--- Start Task input ---

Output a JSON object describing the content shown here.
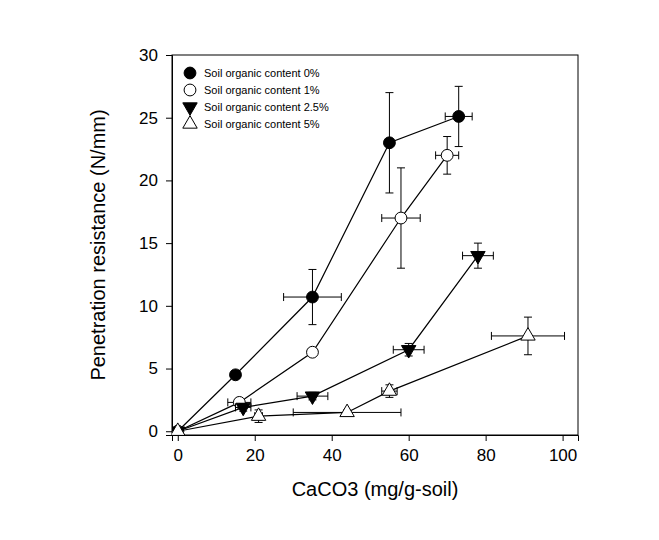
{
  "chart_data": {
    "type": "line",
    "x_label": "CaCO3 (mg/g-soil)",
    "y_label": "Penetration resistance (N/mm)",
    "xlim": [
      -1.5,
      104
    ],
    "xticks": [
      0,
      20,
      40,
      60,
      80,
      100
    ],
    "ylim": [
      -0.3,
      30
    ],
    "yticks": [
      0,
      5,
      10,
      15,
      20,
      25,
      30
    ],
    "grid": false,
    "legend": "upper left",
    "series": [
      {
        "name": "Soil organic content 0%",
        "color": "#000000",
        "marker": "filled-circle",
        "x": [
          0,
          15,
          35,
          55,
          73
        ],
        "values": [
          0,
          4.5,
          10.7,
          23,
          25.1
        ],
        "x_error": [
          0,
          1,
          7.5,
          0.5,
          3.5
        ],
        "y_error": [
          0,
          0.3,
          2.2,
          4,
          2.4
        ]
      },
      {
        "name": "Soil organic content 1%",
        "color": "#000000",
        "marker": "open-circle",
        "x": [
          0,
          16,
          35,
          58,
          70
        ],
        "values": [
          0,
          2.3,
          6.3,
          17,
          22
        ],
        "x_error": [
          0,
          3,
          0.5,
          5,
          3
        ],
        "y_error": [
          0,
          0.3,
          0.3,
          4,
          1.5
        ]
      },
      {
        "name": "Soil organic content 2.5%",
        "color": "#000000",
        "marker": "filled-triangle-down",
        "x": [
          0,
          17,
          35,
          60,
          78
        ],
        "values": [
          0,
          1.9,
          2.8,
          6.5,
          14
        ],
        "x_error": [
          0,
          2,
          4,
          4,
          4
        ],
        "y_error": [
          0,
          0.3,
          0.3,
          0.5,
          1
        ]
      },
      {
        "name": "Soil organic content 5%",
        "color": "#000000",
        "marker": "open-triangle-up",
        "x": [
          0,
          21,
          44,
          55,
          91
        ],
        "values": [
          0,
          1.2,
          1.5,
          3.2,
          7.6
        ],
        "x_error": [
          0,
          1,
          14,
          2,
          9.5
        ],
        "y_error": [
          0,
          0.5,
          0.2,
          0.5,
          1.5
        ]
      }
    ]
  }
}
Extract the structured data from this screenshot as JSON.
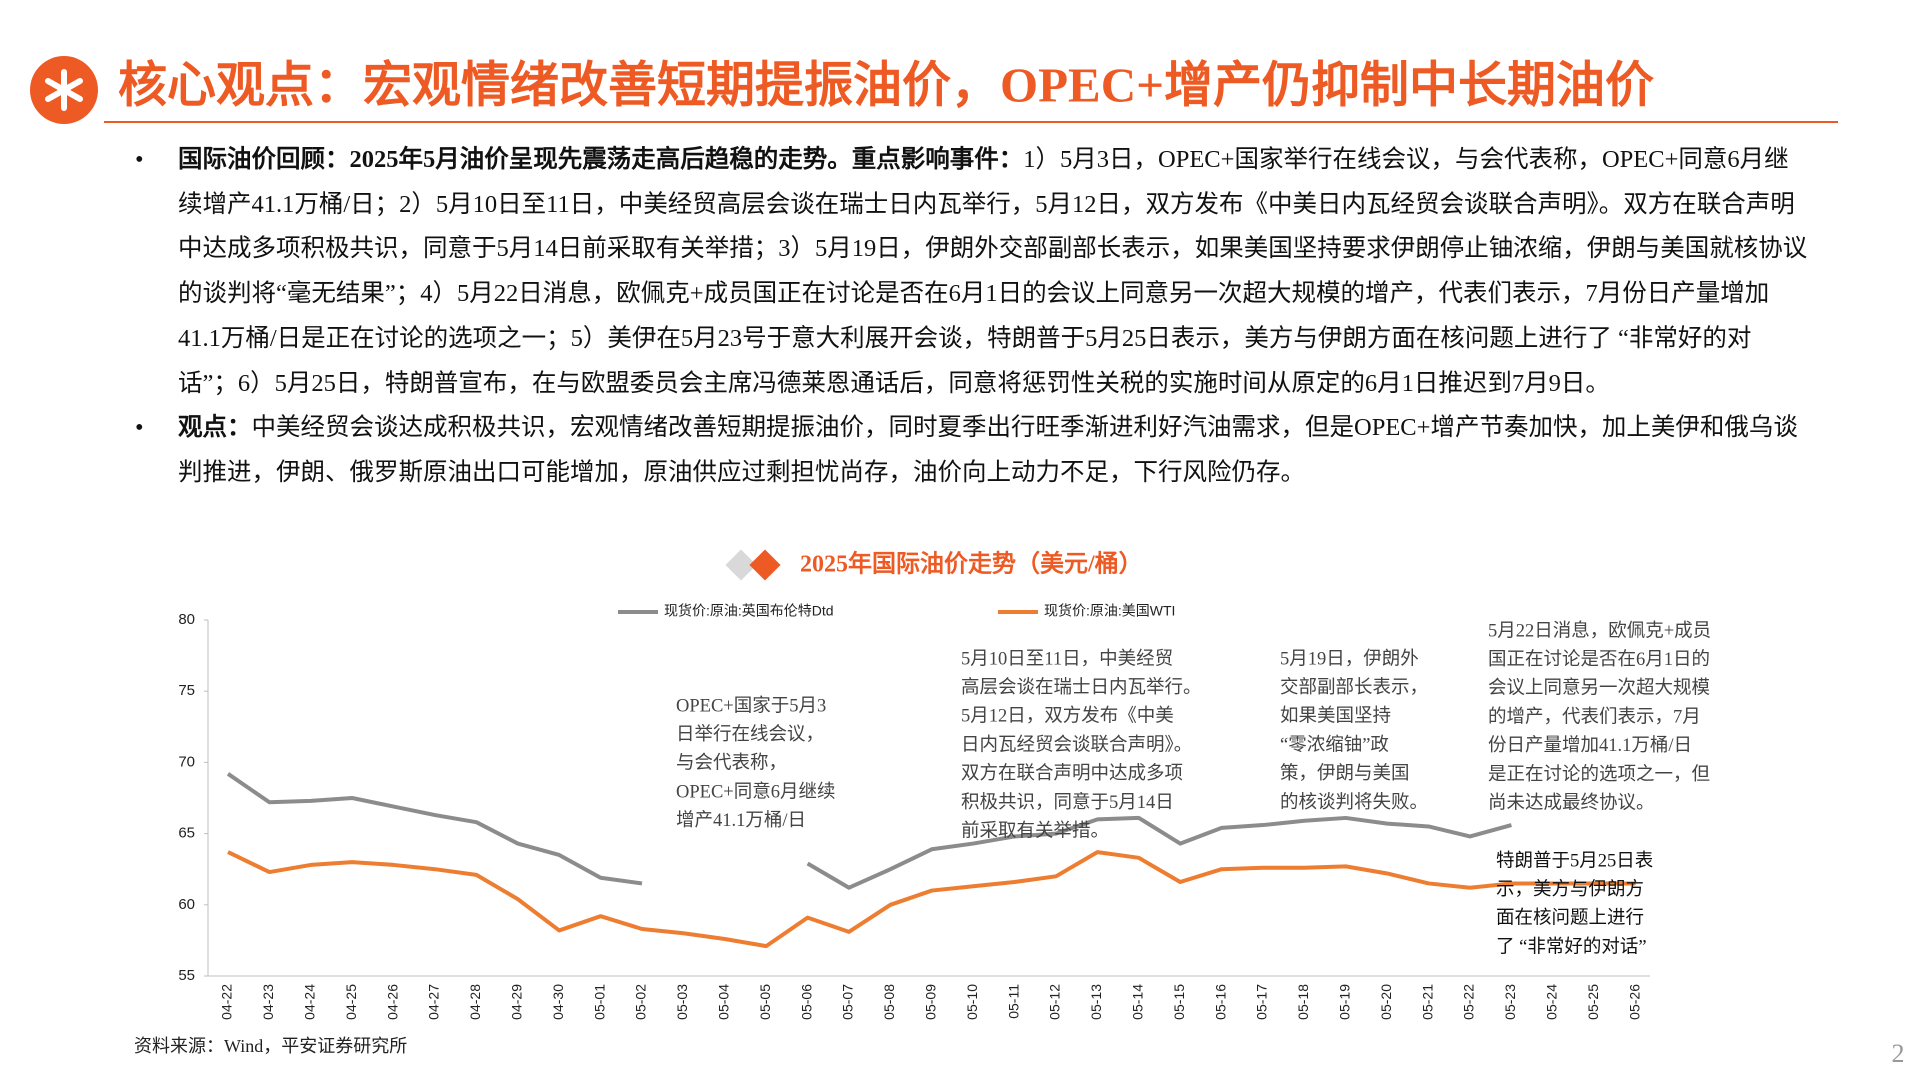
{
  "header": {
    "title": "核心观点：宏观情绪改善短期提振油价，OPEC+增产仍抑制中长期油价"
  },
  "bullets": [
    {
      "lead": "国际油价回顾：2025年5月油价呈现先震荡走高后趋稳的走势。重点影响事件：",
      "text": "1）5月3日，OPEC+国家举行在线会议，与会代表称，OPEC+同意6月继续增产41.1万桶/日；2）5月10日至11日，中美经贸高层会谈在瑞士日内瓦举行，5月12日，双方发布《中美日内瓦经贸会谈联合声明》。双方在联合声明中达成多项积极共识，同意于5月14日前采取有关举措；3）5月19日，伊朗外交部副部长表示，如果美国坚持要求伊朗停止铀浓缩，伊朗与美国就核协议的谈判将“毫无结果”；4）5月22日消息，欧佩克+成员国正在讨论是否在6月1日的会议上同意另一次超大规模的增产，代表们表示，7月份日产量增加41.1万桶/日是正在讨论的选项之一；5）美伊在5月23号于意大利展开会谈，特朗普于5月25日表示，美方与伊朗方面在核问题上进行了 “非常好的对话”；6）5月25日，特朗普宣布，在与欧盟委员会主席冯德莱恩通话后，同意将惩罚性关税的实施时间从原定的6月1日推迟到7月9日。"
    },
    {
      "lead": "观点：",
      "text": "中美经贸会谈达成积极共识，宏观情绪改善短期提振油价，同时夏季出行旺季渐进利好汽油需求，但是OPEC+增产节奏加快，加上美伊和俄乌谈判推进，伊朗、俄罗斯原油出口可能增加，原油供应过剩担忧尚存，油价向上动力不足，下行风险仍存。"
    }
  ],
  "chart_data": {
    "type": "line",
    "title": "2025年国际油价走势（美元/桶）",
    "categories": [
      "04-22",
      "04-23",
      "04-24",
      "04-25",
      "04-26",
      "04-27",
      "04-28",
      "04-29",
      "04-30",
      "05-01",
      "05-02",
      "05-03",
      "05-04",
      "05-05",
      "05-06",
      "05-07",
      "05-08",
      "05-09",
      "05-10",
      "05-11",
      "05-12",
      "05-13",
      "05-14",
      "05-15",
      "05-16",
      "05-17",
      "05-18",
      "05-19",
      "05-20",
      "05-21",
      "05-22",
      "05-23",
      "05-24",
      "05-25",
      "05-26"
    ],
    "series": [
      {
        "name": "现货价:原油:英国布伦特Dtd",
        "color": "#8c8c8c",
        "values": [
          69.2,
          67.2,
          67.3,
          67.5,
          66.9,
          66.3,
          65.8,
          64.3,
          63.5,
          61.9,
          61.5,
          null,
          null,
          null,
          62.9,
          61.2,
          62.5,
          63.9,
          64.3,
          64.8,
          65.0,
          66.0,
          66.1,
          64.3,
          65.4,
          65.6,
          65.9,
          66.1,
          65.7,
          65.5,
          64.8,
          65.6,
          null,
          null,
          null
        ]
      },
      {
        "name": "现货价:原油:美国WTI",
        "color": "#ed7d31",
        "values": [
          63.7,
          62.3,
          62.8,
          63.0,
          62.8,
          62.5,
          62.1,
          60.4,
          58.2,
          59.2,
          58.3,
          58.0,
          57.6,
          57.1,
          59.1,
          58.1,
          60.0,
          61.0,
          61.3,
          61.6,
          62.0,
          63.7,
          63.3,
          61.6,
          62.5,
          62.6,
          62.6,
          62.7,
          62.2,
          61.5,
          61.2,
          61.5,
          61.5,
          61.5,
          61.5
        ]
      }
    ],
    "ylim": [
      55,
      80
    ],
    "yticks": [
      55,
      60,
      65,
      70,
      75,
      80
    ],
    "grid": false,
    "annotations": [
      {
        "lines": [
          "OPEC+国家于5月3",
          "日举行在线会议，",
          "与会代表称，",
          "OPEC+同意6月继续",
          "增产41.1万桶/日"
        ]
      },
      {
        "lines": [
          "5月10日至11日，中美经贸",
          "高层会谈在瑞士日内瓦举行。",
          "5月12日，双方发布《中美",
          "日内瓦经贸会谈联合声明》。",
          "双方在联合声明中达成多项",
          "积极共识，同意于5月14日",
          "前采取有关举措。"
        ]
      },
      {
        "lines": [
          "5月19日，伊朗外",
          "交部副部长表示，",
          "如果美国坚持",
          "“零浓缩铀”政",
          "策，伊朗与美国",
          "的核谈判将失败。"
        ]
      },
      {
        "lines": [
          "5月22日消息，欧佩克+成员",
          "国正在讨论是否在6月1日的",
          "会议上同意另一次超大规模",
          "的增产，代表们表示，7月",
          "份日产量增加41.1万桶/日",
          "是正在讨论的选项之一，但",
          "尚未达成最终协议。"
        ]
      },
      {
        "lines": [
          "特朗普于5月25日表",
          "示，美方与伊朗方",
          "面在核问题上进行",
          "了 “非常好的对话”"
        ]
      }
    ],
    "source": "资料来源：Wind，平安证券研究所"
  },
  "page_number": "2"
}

--- End Task input ---

Go through the material above and print all of it exactly, except the pictures.

→ Written solution:
Output a JSON object describing the content shown here.
{
  "chart_data": {
    "type": "line",
    "x_label": "CaCO3 (mg/g-soil)",
    "y_label": "Penetration resistance (N/mm)",
    "xlim": [
      -1.5,
      104
    ],
    "xticks": [
      0,
      20,
      40,
      60,
      80,
      100
    ],
    "ylim": [
      -0.3,
      30
    ],
    "yticks": [
      0,
      5,
      10,
      15,
      20,
      25,
      30
    ],
    "grid": false,
    "legend": "upper left",
    "series": [
      {
        "name": "Soil organic content 0%",
        "color": "#000000",
        "marker": "filled-circle",
        "x": [
          0,
          15,
          35,
          55,
          73
        ],
        "values": [
          0,
          4.5,
          10.7,
          23,
          25.1
        ],
        "x_error": [
          0,
          1,
          7.5,
          0.5,
          3.5
        ],
        "y_error": [
          0,
          0.3,
          2.2,
          4,
          2.4
        ]
      },
      {
        "name": "Soil organic content 1%",
        "color": "#000000",
        "marker": "open-circle",
        "x": [
          0,
          16,
          35,
          58,
          70
        ],
        "values": [
          0,
          2.3,
          6.3,
          17,
          22
        ],
        "x_error": [
          0,
          3,
          0.5,
          5,
          3
        ],
        "y_error": [
          0,
          0.3,
          0.3,
          4,
          1.5
        ]
      },
      {
        "name": "Soil organic content 2.5%",
        "color": "#000000",
        "marker": "filled-triangle-down",
        "x": [
          0,
          17,
          35,
          60,
          78
        ],
        "values": [
          0,
          1.9,
          2.8,
          6.5,
          14
        ],
        "x_error": [
          0,
          2,
          4,
          4,
          4
        ],
        "y_error": [
          0,
          0.3,
          0.3,
          0.5,
          1
        ]
      },
      {
        "name": "Soil organic content 5%",
        "color": "#000000",
        "marker": "open-triangle-up",
        "x": [
          0,
          21,
          44,
          55,
          91
        ],
        "values": [
          0,
          1.2,
          1.5,
          3.2,
          7.6
        ],
        "x_error": [
          0,
          1,
          14,
          2,
          9.5
        ],
        "y_error": [
          0,
          0.5,
          0.2,
          0.5,
          1.5
        ]
      }
    ]
  }
}
Extract the structured data from this screenshot as JSON.
{
  "header": {
    "title": "核心观点：宏观情绪改善短期提振油价，OPEC+增产仍抑制中长期油价"
  },
  "bullets": [
    {
      "lead": "国际油价回顾：2025年5月油价呈现先震荡走高后趋稳的走势。重点影响事件：",
      "text": "1）5月3日，OPEC+国家举行在线会议，与会代表称，OPEC+同意6月继续增产41.1万桶/日；2）5月10日至11日，中美经贸高层会谈在瑞士日内瓦举行，5月12日，双方发布《中美日内瓦经贸会谈联合声明》。双方在联合声明中达成多项积极共识，同意于5月14日前采取有关举措；3）5月19日，伊朗外交部副部长表示，如果美国坚持要求伊朗停止铀浓缩，伊朗与美国就核协议的谈判将“毫无结果”；4）5月22日消息，欧佩克+成员国正在讨论是否在6月1日的会议上同意另一次超大规模的增产，代表们表示，7月份日产量增加41.1万桶/日是正在讨论的选项之一；5）美伊在5月23号于意大利展开会谈，特朗普于5月25日表示，美方与伊朗方面在核问题上进行了 “非常好的对话”；6）5月25日，特朗普宣布，在与欧盟委员会主席冯德莱恩通话后，同意将惩罚性关税的实施时间从原定的6月1日推迟到7月9日。"
    },
    {
      "lead": "观点：",
      "text": "中美经贸会谈达成积极共识，宏观情绪改善短期提振油价，同时夏季出行旺季渐进利好汽油需求，但是OPEC+增产节奏加快，加上美伊和俄乌谈判推进，伊朗、俄罗斯原油出口可能增加，原油供应过剩担忧尚存，油价向上动力不足，下行风险仍存。"
    }
  ],
  "chart_data": {
    "type": "line",
    "title": "2025年国际油价走势（美元/桶）",
    "categories": [
      "04-22",
      "04-23",
      "04-24",
      "04-25",
      "04-26",
      "04-27",
      "04-28",
      "04-29",
      "04-30",
      "05-01",
      "05-02",
      "05-03",
      "05-04",
      "05-05",
      "05-06",
      "05-07",
      "05-08",
      "05-09",
      "05-10",
      "05-11",
      "05-12",
      "05-13",
      "05-14",
      "05-15",
      "05-16",
      "05-17",
      "05-18",
      "05-19",
      "05-20",
      "05-21",
      "05-22",
      "05-23",
      "05-24",
      "05-25",
      "05-26"
    ],
    "series": [
      {
        "name": "现货价:原油:英国布伦特Dtd",
        "color": "#8c8c8c",
        "values": [
          69.2,
          67.2,
          67.3,
          67.5,
          66.9,
          66.3,
          65.8,
          64.3,
          63.5,
          61.9,
          61.5,
          null,
          null,
          null,
          62.9,
          61.2,
          62.5,
          63.9,
          64.3,
          64.8,
          65.0,
          66.0,
          66.1,
          64.3,
          65.4,
          65.6,
          65.9,
          66.1,
          65.7,
          65.5,
          64.8,
          65.6,
          null,
          null,
          null
        ]
      },
      {
        "name": "现货价:原油:美国WTI",
        "color": "#ed7d31",
        "values": [
          63.7,
          62.3,
          62.8,
          63.0,
          62.8,
          62.5,
          62.1,
          60.4,
          58.2,
          59.2,
          58.3,
          58.0,
          57.6,
          57.1,
          59.1,
          58.1,
          60.0,
          61.0,
          61.3,
          61.6,
          62.0,
          63.7,
          63.3,
          61.6,
          62.5,
          62.6,
          62.6,
          62.7,
          62.2,
          61.5,
          61.2,
          61.5,
          61.5,
          61.5,
          61.5
        ]
      }
    ],
    "ylim": [
      55,
      80
    ],
    "yticks": [
      55,
      60,
      65,
      70,
      75,
      80
    ],
    "grid": false,
    "annotations": [
      {
        "lines": [
          "OPEC+国家于5月3",
          "日举行在线会议，",
          "与会代表称，",
          "OPEC+同意6月继续",
          "增产41.1万桶/日"
        ]
      },
      {
        "lines": [
          "5月10日至11日，中美经贸",
          "高层会谈在瑞士日内瓦举行。",
          "5月12日，双方发布《中美",
          "日内瓦经贸会谈联合声明》。",
          "双方在联合声明中达成多项",
          "积极共识，同意于5月14日",
          "前采取有关举措。"
        ]
      },
      {
        "lines": [
          "5月19日，伊朗外",
          "交部副部长表示，",
          "如果美国坚持",
          "“零浓缩铀”政",
          "策，伊朗与美国",
          "的核谈判将失败。"
        ]
      },
      {
        "lines": [
          "5月22日消息，欧佩克+成员",
          "国正在讨论是否在6月1日的",
          "会议上同意另一次超大规模",
          "的增产，代表们表示，7月",
          "份日产量增加41.1万桶/日",
          "是正在讨论的选项之一，但",
          "尚未达成最终协议。"
        ]
      },
      {
        "lines": [
          "特朗普于5月25日表",
          "示，美方与伊朗方",
          "面在核问题上进行",
          "了 “非常好的对话”"
        ]
      }
    ],
    "source": "资料来源：Wind，平安证券研究所"
  },
  "page_number": "2"
}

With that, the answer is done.